EXTRACTED TEXT:
-.-.-

The first step in Robin Richardson’s plan to separate from B.C. and turn Vancouver Island into a province is to get himself elected in the upcoming Nanaimo byelection.
Robin Richardson
Robin Richardson

The first step in Robin Richardson’s plan to separate from B.C. and turn Vancouver Island into a province is to get himself elected in the upcoming Nanaimo byelection.

Should the Vancouver Island Party candidate win the provincial seat, he promises to demand the NDP government hold a referendum in October 2019 asking if voters favour creating VanIsle as a province.

And if a majority say “yes,” Richardson then wants the NDP to boost the number of Island ridings to 28 from 14.

From there, he’s optimistic that an expected provincewide election in 2021 would give his party a majority, allowing it to begin negotiations with Ottawa.

Richardson, 76, figures he’s found the “soft spot” in Nanaimo’s future byelection.

He predicts that a Progressive Conservative candidate will take votes from the Liberals, and that the Greens will attract NDP votes. He expects to be able to pick up support from citizens who did not vote in the 2017 election.

“I figure if I can get 9,000 votes, I can win,” he said.

Current five-term NDP MLA Leonard Krog won with 12,746 votes in 2017.

Krog was sworn in Monday as Nanaimo’s new mayor and has said he will give up his legislature seat.

A byelection has not yet been called. But Premier John Horgan said it would be held before February’s budget.

Richardson served in Joe Clark’s short-lived Conservative minority government as a federal MP, elected in 1979 for the Toronto Beaches area in Ontario, but lost in the subsequent 1980 election.

A Harvard-educated financial planner and economist, Richardson has households in Nanaimo and in Victoria.

The Island is being shortchanged by federal and provincial governments, he said.

He wants the old Esquimalt and Nanaimo Railway route back in service, creating a “safe and environmentally clean commuter and cargo service from Courtenay to Victoria.”

-.-.-

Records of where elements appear
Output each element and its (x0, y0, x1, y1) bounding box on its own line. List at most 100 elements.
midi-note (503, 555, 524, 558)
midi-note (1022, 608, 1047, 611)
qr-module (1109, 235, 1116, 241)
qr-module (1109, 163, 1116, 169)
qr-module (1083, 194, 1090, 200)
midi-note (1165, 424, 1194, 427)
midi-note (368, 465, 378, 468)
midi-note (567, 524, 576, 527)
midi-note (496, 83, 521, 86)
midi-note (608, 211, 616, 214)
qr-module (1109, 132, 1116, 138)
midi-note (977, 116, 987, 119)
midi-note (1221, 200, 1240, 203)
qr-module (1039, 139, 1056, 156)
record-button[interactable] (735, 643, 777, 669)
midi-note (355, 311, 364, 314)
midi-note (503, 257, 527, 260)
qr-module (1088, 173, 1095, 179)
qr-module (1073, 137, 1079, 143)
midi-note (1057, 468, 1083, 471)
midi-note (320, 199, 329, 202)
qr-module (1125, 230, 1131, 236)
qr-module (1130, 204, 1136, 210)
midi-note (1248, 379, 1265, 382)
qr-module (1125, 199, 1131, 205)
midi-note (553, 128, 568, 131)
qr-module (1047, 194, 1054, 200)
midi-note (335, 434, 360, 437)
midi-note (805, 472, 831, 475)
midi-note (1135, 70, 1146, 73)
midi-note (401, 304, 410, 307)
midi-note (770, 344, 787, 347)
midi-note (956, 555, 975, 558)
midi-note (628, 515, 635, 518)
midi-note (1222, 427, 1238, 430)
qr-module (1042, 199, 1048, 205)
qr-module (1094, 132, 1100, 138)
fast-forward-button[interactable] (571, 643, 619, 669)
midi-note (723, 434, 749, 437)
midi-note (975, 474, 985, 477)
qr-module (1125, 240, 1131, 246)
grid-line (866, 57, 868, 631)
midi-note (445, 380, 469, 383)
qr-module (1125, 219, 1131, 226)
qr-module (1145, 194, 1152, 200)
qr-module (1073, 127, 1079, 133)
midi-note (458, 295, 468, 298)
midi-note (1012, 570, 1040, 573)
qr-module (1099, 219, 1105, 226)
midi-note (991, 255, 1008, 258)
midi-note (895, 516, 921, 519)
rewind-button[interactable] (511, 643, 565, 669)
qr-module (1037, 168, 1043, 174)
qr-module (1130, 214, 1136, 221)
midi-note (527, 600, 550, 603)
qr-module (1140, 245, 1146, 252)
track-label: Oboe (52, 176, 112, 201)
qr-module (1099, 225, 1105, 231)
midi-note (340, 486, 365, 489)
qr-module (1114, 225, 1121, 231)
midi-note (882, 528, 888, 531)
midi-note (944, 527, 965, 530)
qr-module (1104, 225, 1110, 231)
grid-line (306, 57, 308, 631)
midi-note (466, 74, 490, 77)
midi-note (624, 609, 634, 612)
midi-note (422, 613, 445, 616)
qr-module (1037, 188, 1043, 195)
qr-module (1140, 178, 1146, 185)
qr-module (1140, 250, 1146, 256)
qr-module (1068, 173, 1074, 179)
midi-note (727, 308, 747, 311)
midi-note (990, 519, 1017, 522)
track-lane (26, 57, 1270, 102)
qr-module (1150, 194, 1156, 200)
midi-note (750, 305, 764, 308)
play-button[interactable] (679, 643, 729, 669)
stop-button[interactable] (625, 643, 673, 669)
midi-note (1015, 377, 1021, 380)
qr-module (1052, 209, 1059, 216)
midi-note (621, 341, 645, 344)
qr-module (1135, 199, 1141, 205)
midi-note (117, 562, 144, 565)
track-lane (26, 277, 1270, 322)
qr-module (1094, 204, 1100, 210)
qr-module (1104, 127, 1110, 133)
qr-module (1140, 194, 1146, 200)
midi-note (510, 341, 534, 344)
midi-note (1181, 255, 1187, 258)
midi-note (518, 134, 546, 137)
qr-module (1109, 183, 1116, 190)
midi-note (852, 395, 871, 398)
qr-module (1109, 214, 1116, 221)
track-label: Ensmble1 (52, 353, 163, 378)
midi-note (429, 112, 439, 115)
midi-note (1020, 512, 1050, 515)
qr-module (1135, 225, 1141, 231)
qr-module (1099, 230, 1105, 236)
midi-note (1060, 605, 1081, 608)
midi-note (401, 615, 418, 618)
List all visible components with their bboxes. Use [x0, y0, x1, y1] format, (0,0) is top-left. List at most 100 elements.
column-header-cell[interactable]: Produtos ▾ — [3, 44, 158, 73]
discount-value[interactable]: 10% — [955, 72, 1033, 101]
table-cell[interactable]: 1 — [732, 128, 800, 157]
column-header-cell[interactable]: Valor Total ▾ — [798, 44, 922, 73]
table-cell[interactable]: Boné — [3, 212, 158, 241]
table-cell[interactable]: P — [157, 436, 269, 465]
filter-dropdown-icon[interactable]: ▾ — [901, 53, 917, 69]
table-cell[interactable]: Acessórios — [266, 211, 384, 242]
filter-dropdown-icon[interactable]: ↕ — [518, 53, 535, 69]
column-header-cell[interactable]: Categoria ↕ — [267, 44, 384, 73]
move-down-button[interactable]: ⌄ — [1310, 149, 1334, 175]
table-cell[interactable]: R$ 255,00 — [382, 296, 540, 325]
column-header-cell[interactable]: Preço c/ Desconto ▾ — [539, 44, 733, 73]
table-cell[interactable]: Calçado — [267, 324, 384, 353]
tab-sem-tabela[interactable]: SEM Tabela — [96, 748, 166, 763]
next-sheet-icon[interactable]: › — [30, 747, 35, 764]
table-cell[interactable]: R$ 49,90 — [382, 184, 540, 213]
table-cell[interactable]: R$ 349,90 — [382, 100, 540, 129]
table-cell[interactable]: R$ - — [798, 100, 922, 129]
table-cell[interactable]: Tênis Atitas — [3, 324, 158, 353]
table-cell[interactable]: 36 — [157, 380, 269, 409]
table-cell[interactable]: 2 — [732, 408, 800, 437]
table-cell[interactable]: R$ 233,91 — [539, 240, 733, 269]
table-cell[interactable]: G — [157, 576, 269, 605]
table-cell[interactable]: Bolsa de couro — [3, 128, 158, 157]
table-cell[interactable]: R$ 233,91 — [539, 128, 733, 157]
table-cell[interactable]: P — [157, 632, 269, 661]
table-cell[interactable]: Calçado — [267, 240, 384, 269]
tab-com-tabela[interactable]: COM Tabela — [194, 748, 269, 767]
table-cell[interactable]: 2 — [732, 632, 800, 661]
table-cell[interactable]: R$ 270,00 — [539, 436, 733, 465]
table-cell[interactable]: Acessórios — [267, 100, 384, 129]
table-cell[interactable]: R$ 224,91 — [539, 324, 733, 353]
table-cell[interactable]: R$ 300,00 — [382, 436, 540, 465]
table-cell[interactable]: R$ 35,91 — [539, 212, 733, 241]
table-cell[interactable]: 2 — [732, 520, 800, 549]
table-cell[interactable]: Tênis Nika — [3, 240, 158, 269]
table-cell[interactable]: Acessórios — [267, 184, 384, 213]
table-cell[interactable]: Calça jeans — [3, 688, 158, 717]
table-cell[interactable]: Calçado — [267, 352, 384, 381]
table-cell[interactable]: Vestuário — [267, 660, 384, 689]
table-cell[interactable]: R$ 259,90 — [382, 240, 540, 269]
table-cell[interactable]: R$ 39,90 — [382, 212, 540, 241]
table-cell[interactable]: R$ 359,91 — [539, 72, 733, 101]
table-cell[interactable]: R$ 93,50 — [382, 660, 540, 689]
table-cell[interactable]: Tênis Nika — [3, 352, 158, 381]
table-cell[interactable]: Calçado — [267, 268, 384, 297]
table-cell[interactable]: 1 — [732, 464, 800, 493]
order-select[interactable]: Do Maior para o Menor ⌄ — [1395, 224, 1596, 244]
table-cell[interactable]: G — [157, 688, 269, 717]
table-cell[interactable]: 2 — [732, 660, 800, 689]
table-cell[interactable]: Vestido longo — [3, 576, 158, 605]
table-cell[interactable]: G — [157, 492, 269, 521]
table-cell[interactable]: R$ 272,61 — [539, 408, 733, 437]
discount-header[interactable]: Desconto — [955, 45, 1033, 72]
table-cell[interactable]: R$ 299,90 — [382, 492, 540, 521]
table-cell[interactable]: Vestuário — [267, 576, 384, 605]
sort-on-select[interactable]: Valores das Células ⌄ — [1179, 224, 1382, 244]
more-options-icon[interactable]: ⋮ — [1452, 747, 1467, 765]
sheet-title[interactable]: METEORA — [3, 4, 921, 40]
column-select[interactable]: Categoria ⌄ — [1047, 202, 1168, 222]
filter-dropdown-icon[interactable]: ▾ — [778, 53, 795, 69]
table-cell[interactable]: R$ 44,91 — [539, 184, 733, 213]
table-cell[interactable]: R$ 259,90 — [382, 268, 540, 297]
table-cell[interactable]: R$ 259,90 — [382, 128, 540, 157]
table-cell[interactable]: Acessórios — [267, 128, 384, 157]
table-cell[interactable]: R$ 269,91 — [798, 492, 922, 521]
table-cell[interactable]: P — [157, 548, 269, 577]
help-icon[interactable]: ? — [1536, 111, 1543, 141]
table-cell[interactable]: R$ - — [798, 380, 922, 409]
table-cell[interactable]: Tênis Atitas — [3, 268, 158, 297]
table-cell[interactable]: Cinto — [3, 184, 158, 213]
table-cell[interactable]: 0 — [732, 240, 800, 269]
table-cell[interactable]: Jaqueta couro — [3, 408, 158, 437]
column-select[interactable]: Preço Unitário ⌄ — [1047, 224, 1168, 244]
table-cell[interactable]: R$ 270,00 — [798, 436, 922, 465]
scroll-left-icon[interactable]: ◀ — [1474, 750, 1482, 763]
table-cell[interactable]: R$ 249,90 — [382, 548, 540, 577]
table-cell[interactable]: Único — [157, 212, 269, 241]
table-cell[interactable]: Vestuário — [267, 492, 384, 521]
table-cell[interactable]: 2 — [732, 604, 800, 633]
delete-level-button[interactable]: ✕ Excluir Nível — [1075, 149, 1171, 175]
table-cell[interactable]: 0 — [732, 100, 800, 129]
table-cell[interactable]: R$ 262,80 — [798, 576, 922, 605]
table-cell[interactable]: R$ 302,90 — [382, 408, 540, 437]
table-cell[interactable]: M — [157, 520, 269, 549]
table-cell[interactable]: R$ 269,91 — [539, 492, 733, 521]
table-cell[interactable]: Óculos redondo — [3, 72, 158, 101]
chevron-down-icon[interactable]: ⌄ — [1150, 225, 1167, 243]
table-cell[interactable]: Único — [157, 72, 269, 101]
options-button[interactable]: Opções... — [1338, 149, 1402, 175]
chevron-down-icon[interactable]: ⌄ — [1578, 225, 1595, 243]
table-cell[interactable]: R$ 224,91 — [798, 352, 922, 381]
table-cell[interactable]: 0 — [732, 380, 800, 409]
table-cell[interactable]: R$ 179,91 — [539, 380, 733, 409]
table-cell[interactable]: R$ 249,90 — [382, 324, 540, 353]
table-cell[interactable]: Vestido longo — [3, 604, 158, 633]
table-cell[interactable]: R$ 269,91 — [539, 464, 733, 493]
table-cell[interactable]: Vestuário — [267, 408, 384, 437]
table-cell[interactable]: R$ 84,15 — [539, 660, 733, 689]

-.-.-

TASK PROMPT:
Answer these questions from the article about Robin Richardson's plan for Vancouver Island:
1. In what month and year does Richardson want the referendum on creating VanIsle held?
2. How many votes did Leonard Krog win with in 2017?
3. For which area was Richardson elected as a federal MP in 1979?

EXPECTED ANSWER:
1. October 2019
2. 12,746
3. The Toronto Beaches area in Ontario